_Work required_
Copy every line that holds "title".

Extracts from a graphics dataset:
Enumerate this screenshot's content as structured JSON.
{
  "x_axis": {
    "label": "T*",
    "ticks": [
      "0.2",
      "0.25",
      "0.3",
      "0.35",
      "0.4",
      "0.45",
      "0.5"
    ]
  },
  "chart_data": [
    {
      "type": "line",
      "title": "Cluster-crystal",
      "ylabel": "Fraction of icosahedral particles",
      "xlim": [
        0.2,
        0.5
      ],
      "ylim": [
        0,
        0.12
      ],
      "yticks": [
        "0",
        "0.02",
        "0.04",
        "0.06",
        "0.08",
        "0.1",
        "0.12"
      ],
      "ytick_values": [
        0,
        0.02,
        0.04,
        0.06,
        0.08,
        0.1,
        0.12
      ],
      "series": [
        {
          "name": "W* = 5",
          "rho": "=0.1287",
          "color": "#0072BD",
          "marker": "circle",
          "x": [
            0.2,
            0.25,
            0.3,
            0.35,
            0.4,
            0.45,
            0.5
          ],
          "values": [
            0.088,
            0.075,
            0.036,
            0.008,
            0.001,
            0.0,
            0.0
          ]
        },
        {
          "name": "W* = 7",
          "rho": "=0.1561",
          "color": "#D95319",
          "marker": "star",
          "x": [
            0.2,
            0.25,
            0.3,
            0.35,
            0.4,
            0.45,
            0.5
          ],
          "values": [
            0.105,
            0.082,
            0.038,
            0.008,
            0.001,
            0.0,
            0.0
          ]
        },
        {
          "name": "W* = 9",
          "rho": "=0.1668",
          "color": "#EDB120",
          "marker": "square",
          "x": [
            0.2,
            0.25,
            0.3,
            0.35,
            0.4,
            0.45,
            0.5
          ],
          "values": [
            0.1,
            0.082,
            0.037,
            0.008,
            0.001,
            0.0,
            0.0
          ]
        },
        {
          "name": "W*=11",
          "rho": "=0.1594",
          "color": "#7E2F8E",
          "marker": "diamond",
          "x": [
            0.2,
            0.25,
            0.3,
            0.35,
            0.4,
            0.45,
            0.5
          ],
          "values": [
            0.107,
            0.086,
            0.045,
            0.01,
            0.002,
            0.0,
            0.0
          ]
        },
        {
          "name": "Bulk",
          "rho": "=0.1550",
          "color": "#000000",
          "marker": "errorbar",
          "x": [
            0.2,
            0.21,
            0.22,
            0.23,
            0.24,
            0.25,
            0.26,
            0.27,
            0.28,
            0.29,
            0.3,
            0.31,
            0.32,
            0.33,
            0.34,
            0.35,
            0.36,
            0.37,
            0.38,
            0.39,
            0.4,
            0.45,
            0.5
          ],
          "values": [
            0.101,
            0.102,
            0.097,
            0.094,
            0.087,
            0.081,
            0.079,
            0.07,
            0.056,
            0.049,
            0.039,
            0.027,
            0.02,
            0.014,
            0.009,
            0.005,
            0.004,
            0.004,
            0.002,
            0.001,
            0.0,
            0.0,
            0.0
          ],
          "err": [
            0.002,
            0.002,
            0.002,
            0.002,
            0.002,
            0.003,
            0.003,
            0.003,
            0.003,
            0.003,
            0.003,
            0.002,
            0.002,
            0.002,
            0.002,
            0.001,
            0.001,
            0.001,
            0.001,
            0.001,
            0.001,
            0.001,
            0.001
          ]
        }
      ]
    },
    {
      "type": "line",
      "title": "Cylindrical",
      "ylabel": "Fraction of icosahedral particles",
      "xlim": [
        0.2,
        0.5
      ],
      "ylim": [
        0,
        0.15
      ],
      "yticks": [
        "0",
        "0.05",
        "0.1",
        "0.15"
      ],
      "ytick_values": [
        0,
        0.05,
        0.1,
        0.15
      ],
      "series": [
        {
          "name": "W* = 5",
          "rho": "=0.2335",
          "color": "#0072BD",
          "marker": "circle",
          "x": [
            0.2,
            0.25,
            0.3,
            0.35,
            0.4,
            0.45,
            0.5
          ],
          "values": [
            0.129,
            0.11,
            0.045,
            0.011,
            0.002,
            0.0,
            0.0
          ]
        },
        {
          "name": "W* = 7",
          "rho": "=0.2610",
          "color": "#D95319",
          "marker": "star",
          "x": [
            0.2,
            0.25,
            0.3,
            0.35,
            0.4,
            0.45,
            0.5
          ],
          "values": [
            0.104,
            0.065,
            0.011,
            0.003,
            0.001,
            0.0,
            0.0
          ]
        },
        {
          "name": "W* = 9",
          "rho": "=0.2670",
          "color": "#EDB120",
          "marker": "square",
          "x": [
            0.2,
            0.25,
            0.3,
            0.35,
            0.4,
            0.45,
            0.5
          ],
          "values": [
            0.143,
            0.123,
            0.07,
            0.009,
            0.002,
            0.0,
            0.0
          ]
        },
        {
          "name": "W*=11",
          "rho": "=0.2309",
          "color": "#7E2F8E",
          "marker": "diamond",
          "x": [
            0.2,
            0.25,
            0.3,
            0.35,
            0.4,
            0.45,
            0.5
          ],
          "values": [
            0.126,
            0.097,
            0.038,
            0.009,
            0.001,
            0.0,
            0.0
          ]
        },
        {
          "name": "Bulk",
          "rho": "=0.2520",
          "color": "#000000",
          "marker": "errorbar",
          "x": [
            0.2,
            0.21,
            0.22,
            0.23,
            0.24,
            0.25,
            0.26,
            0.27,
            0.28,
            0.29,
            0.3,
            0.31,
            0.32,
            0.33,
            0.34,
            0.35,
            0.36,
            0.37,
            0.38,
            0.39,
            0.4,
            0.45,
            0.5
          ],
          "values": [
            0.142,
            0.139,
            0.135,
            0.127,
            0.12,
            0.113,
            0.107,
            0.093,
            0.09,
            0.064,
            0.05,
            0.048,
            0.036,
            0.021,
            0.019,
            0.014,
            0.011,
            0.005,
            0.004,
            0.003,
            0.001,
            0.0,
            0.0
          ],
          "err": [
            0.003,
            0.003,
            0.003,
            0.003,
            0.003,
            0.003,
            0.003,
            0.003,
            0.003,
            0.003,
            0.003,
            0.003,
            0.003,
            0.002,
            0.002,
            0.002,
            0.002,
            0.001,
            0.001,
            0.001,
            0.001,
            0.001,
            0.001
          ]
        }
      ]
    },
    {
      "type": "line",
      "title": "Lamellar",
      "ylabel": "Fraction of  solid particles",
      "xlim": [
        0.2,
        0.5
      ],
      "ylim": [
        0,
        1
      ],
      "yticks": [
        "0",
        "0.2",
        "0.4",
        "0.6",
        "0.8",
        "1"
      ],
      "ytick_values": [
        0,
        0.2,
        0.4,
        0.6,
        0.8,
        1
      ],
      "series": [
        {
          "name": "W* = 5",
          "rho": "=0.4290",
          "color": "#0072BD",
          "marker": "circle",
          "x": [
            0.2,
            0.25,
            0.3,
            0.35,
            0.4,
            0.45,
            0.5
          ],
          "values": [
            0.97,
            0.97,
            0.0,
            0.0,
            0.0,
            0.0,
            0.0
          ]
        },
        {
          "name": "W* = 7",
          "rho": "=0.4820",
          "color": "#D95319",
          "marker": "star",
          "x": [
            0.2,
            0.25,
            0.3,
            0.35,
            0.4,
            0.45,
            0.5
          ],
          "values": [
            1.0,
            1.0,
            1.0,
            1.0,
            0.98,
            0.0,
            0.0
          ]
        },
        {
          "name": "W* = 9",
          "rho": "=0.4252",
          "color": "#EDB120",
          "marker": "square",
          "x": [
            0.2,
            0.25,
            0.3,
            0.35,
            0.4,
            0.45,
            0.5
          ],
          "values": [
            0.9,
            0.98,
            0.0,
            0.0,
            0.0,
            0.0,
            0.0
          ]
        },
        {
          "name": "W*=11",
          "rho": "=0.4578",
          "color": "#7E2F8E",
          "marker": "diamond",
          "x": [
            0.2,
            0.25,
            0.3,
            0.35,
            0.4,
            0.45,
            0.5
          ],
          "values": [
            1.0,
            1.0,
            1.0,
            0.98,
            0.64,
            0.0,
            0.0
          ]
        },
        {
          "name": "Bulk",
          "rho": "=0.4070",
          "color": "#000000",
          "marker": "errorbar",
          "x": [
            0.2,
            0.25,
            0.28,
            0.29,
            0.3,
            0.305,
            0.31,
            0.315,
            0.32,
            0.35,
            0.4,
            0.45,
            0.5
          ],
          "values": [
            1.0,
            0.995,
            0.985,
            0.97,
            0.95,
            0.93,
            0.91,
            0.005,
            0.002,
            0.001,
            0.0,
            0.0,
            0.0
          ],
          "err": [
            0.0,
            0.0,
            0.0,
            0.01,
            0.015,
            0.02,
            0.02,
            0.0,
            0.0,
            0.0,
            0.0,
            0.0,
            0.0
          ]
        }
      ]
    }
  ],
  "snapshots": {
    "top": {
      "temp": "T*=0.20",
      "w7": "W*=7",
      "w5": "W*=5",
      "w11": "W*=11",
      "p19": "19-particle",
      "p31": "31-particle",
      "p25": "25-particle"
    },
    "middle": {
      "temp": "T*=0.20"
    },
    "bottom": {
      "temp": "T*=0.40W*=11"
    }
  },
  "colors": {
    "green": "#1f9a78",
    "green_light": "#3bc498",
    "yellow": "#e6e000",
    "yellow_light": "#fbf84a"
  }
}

_Expected output_
      "title": "Cluster-crystal",
      "title": "Cylindrical",
      "title": "Lamellar",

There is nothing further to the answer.